*What is needed*. Your task is to repeat all of the material exactly.

*Recorded information*.
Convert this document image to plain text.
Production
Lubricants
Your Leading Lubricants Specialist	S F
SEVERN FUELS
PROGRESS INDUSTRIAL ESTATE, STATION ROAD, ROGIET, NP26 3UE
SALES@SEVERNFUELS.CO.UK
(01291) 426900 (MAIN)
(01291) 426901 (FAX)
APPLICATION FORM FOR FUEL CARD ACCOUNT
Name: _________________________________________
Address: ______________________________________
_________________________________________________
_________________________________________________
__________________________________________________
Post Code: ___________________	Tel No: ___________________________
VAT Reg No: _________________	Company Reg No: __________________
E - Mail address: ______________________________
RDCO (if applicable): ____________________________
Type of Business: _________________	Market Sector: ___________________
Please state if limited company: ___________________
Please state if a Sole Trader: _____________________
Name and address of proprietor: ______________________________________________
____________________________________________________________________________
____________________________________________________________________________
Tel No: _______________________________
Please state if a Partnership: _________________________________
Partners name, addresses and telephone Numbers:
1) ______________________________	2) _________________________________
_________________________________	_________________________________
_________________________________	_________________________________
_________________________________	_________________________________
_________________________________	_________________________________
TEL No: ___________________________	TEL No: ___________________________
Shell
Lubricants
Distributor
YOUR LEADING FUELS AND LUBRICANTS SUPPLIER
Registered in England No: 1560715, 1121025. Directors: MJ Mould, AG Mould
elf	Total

*Output for this exercise*.
Convert this document image to plain text.
Production
Lubricants
Your Leading Lubricants Specialist	S F
SEVERN FUELS
PROGRESS INDUSTRIAL ESTATE, STATION ROAD, ROGIET, NP26 3UE
SALES@SEVERNFUELS.CO.UK
(01291) 426900 (MAIN)
(01291) 426901 (FAX)
APPLICATION FORM FOR FUEL CARD ACCOUNT
Name: _________________________________________
Address: ______________________________________
_________________________________________________
_________________________________________________
__________________________________________________
Post Code: ___________________	Tel No: ___________________________
VAT Reg No: _________________	Company Reg No: __________________
E - Mail address: ______________________________
RDCO (if applicable): ____________________________
Type of Business: _________________	Market Sector: ___________________
Please state if limited company: ___________________
Please state if a Sole Trader: _____________________
Name and address of proprietor: ______________________________________________
____________________________________________________________________________
____________________________________________________________________________
Tel No: _______________________________
Please state if a Partnership: _________________________________
Partners name, addresses and telephone Numbers:
1) ______________________________	2) _________________________________
_________________________________	_________________________________
_________________________________	_________________________________
_________________________________	_________________________________
_________________________________	_________________________________
TEL No: ___________________________	TEL No: ___________________________
Shell
Lubricants
Distributor
YOUR LEADING FUELS AND LUBRICANTS SUPPLIER
Registered in England No: 1560715, 1121025. Directors: MJ Mould, AG Mould
elf	Total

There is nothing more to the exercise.